- [THE REQUEST]: Skip any picture you find and retype all the remaining lines exactly.

- [ROWS]:
━━━━━━━━━━━━━━━━━━━━
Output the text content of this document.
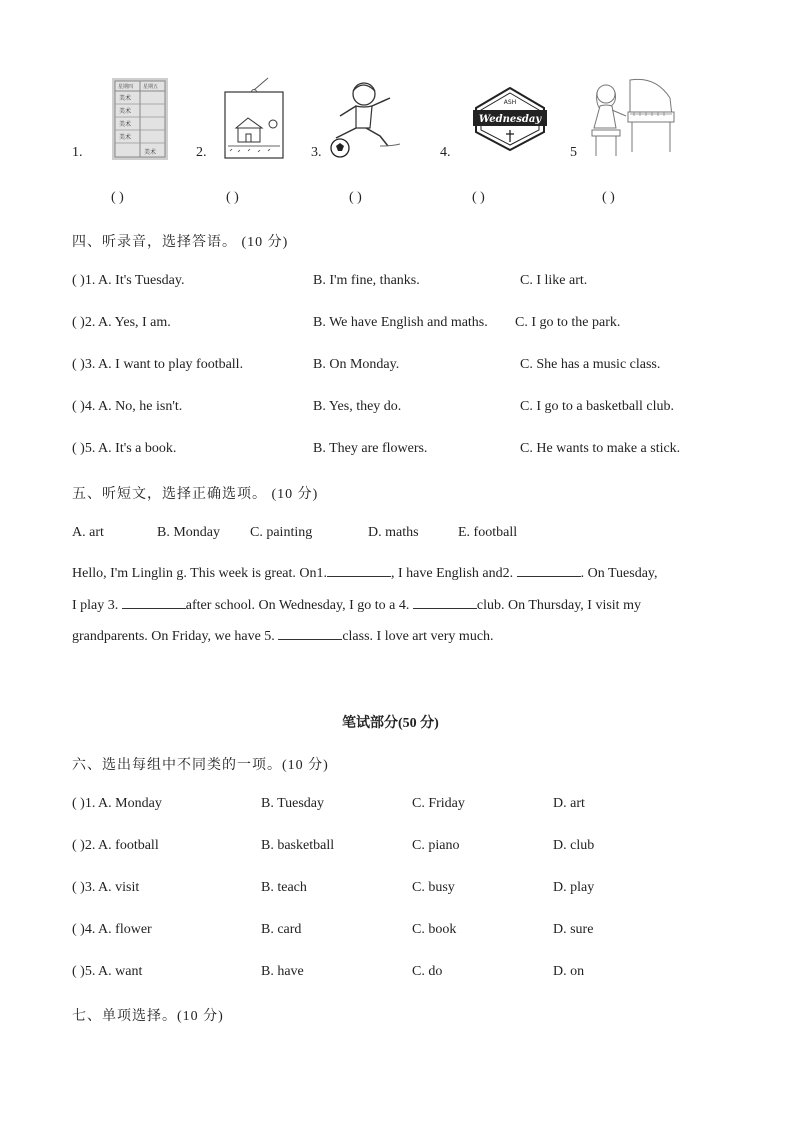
1.
星期四 星期五
美术
美术
美术
美术
美术	2.	3.	4.
ASH
Wednesday
5
( )	( )	( )	( )	( )
四、听录音，选择答语。 (10 分)
( )1. A. It's Tuesday.	B. I'm fine, thanks.	C. I like art.
( )2. A. Yes, I am.	B. We have English and maths. C. I go to the park.
( )3. A. I want to play football.	B. On Monday.	C. She has a music class.
( )4. A. No, he isn't.	B. Yes, they do.	C. I go to a basketball club.
( )5. A. It's a book.	B. They are flowers.	C. He wants to make a stick.
五、听短文，选择正确选项。 (10 分)
A. art	B. Monday C. painting	D. maths	E. football
Hello, I'm Linglin g. This week is great. On1.	, I have English and2.	. On Tuesday,
I play 3.	after school. On Wednesday, I go to a 4.	club. On Thursday, I visit my
grandparents. On Friday, we have 5.	class. I love art very much.
笔试部分(50 分)
六、选出每组中不同类的一项。(10 分)
( )1. A. Monday	B. Tuesday	C. Friday	D. art
( )2. A. football	B. basketball	C. piano	D. club
( )3. A. visit	B. teach	C. busy	D. play
( )4. A. flower	B. card	C. book	D. sure
( )5. A. want	B. have	C. do	D. on
七、单项选择。(10 分)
━━━━━━━━━━━━━━━━━━━━
- [OUTPUT FOR THIS EXERCISE]:
Output the text content of this document.
1.
星期四 星期五
美术
美术
美术
美术
美术	2.	3.	4.
ASH
Wednesday
5
( )	( )	( )	( )	( )
四、听录音，选择答语。 (10 分)
( )1. A. It's Tuesday.	B. I'm fine, thanks.	C. I like art.
( )2. A. Yes, I am.	B. We have English and maths. C. I go to the park.
( )3. A. I want to play football.	B. On Monday.	C. She has a music class.
( )4. A. No, he isn't.	B. Yes, they do.	C. I go to a basketball club.
( )5. A. It's a book.	B. They are flowers.	C. He wants to make a stick.
五、听短文，选择正确选项。 (10 分)
A. art	B. Monday C. painting	D. maths	E. football
Hello, I'm Linglin g. This week is great. On1.	, I have English and2.	. On Tuesday,
I play 3.	after school. On Wednesday, I go to a 4.	club. On Thursday, I visit my
grandparents. On Friday, we have 5.	class. I love art very much.
笔试部分(50 分)
六、选出每组中不同类的一项。(10 分)
( )1. A. Monday	B. Tuesday	C. Friday	D. art
( )2. A. football	B. basketball	C. piano	D. club
( )3. A. visit	B. teach	C. busy	D. play
( )4. A. flower	B. card	C. book	D. sure
( )5. A. want	B. have	C. do	D. on
七、单项选择。(10 分)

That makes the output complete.